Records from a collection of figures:
----
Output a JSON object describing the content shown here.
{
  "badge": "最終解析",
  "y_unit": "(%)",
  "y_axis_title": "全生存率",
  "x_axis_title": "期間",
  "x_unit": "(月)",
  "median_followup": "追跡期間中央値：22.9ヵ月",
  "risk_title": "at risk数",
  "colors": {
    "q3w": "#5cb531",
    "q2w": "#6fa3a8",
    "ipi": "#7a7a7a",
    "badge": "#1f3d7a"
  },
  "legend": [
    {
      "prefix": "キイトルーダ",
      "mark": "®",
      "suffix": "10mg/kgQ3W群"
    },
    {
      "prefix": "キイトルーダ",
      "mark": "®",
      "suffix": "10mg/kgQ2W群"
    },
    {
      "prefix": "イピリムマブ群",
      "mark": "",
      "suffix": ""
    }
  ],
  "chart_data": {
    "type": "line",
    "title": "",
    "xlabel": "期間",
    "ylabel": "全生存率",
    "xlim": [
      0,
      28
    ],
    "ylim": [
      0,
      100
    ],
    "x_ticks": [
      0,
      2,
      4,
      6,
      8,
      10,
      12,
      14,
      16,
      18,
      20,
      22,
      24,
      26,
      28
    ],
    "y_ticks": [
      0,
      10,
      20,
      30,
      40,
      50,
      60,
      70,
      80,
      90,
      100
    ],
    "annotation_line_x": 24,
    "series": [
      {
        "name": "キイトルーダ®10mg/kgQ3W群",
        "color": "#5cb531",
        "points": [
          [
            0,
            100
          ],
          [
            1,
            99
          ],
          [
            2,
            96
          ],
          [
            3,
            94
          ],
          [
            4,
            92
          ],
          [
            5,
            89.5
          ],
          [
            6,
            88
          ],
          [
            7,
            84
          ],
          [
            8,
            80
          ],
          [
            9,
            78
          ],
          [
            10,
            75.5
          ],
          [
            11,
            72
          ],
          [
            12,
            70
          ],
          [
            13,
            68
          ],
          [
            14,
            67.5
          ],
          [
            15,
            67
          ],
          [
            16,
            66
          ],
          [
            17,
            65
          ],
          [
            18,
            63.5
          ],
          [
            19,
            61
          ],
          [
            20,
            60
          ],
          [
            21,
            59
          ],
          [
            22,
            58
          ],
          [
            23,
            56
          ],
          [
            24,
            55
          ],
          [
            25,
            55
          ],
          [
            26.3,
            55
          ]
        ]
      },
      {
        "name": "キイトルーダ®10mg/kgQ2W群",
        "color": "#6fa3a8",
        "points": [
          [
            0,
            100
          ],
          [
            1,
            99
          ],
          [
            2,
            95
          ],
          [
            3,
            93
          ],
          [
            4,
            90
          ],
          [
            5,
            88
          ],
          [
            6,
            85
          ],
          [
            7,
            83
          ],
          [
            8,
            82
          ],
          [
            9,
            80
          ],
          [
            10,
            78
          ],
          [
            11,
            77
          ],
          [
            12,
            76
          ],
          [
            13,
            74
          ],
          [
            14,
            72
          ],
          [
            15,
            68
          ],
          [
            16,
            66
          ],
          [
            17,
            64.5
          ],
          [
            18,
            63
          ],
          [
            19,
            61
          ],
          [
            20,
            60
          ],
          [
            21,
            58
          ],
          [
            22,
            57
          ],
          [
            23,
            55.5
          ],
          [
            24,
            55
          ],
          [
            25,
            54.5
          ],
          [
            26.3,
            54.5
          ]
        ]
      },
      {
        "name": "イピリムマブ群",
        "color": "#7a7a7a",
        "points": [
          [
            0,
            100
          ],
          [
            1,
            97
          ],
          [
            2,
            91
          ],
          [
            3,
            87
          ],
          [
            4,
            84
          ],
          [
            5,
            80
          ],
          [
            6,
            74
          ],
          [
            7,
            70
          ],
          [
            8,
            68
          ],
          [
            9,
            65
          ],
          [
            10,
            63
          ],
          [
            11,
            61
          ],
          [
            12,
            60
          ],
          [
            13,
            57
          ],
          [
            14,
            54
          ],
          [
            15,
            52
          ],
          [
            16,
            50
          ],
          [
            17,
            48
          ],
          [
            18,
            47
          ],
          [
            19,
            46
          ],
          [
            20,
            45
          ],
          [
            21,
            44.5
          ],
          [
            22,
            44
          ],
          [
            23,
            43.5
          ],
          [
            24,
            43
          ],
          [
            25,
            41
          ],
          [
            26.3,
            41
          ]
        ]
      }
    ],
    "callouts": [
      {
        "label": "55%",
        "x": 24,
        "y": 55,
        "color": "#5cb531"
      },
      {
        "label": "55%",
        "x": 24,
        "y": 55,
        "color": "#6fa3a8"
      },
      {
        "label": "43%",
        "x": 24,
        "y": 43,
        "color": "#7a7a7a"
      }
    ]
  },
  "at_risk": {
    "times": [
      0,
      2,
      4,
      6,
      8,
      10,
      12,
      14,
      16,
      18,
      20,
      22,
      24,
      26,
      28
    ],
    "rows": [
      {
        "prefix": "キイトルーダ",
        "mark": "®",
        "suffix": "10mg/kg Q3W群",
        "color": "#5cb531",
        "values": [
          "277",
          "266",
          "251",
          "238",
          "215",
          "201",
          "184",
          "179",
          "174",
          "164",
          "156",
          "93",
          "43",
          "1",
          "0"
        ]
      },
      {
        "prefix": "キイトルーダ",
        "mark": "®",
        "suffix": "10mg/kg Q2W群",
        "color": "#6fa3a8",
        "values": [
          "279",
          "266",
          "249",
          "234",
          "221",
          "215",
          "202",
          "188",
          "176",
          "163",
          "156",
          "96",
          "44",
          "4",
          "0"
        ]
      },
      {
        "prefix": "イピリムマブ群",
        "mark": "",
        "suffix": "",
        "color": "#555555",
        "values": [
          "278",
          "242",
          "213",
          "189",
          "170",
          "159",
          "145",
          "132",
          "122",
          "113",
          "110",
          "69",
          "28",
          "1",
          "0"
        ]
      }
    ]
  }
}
----
→ Given instruction
Return the listing above word for word.

→ Answer in full
Output a JSON object describing the content shown here.
{
  "badge": "最終解析",
  "y_unit": "(%)",
  "y_axis_title": "全生存率",
  "x_axis_title": "期間",
  "x_unit": "(月)",
  "median_followup": "追跡期間中央値：22.9ヵ月",
  "risk_title": "at risk数",
  "colors": {
    "q3w": "#5cb531",
    "q2w": "#6fa3a8",
    "ipi": "#7a7a7a",
    "badge": "#1f3d7a"
  },
  "legend": [
    {
      "prefix": "キイトルーダ",
      "mark": "®",
      "suffix": "10mg/kgQ3W群"
    },
    {
      "prefix": "キイトルーダ",
      "mark": "®",
      "suffix": "10mg/kgQ2W群"
    },
    {
      "prefix": "イピリムマブ群",
      "mark": "",
      "suffix": ""
    }
  ],
  "chart_data": {
    "type": "line",
    "title": "",
    "xlabel": "期間",
    "ylabel": "全生存率",
    "xlim": [
      0,
      28
    ],
    "ylim": [
      0,
      100
    ],
    "x_ticks": [
      0,
      2,
      4,
      6,
      8,
      10,
      12,
      14,
      16,
      18,
      20,
      22,
      24,
      26,
      28
    ],
    "y_ticks": [
      0,
      10,
      20,
      30,
      40,
      50,
      60,
      70,
      80,
      90,
      100
    ],
    "annotation_line_x": 24,
    "series": [
      {
        "name": "キイトルーダ®10mg/kgQ3W群",
        "color": "#5cb531",
        "points": [
          [
            0,
            100
          ],
          [
            1,
            99
          ],
          [
            2,
            96
          ],
          [
            3,
            94
          ],
          [
            4,
            92
          ],
          [
            5,
            89.5
          ],
          [
            6,
            88
          ],
          [
            7,
            84
          ],
          [
            8,
            80
          ],
          [
            9,
            78
          ],
          [
            10,
            75.5
          ],
          [
            11,
            72
          ],
          [
            12,
            70
          ],
          [
            13,
            68
          ],
          [
            14,
            67.5
          ],
          [
            15,
            67
          ],
          [
            16,
            66
          ],
          [
            17,
            65
          ],
          [
            18,
            63.5
          ],
          [
            19,
            61
          ],
          [
            20,
            60
          ],
          [
            21,
            59
          ],
          [
            22,
            58
          ],
          [
            23,
            56
          ],
          [
            24,
            55
          ],
          [
            25,
            55
          ],
          [
            26.3,
            55
          ]
        ]
      },
      {
        "name": "キイトルーダ®10mg/kgQ2W群",
        "color": "#6fa3a8",
        "points": [
          [
            0,
            100
          ],
          [
            1,
            99
          ],
          [
            2,
            95
          ],
          [
            3,
            93
          ],
          [
            4,
            90
          ],
          [
            5,
            88
          ],
          [
            6,
            85
          ],
          [
            7,
            83
          ],
          [
            8,
            82
          ],
          [
            9,
            80
          ],
          [
            10,
            78
          ],
          [
            11,
            77
          ],
          [
            12,
            76
          ],
          [
            13,
            74
          ],
          [
            14,
            72
          ],
          [
            15,
            68
          ],
          [
            16,
            66
          ],
          [
            17,
            64.5
          ],
          [
            18,
            63
          ],
          [
            19,
            61
          ],
          [
            20,
            60
          ],
          [
            21,
            58
          ],
          [
            22,
            57
          ],
          [
            23,
            55.5
          ],
          [
            24,
            55
          ],
          [
            25,
            54.5
          ],
          [
            26.3,
            54.5
          ]
        ]
      },
      {
        "name": "イピリムマブ群",
        "color": "#7a7a7a",
        "points": [
          [
            0,
            100
          ],
          [
            1,
            97
          ],
          [
            2,
            91
          ],
          [
            3,
            87
          ],
          [
            4,
            84
          ],
          [
            5,
            80
          ],
          [
            6,
            74
          ],
          [
            7,
            70
          ],
          [
            8,
            68
          ],
          [
            9,
            65
          ],
          [
            10,
            63
          ],
          [
            11,
            61
          ],
          [
            12,
            60
          ],
          [
            13,
            57
          ],
          [
            14,
            54
          ],
          [
            15,
            52
          ],
          [
            16,
            50
          ],
          [
            17,
            48
          ],
          [
            18,
            47
          ],
          [
            19,
            46
          ],
          [
            20,
            45
          ],
          [
            21,
            44.5
          ],
          [
            22,
            44
          ],
          [
            23,
            43.5
          ],
          [
            24,
            43
          ],
          [
            25,
            41
          ],
          [
            26.3,
            41
          ]
        ]
      }
    ],
    "callouts": [
      {
        "label": "55%",
        "x": 24,
        "y": 55,
        "color": "#5cb531"
      },
      {
        "label": "55%",
        "x": 24,
        "y": 55,
        "color": "#6fa3a8"
      },
      {
        "label": "43%",
        "x": 24,
        "y": 43,
        "color": "#7a7a7a"
      }
    ]
  },
  "at_risk": {
    "times": [
      0,
      2,
      4,
      6,
      8,
      10,
      12,
      14,
      16,
      18,
      20,
      22,
      24,
      26,
      28
    ],
    "rows": [
      {
        "prefix": "キイトルーダ",
        "mark": "®",
        "suffix": "10mg/kg Q3W群",
        "color": "#5cb531",
        "values": [
          "277",
          "266",
          "251",
          "238",
          "215",
          "201",
          "184",
          "179",
          "174",
          "164",
          "156",
          "93",
          "43",
          "1",
          "0"
        ]
      },
      {
        "prefix": "キイトルーダ",
        "mark": "®",
        "suffix": "10mg/kg Q2W群",
        "color": "#6fa3a8",
        "values": [
          "279",
          "266",
          "249",
          "234",
          "221",
          "215",
          "202",
          "188",
          "176",
          "163",
          "156",
          "96",
          "44",
          "4",
          "0"
        ]
      },
      {
        "prefix": "イピリムマブ群",
        "mark": "",
        "suffix": "",
        "color": "#555555",
        "values": [
          "278",
          "242",
          "213",
          "189",
          "170",
          "159",
          "145",
          "132",
          "122",
          "113",
          "110",
          "69",
          "28",
          "1",
          "0"
        ]
      }
    ]
  }
}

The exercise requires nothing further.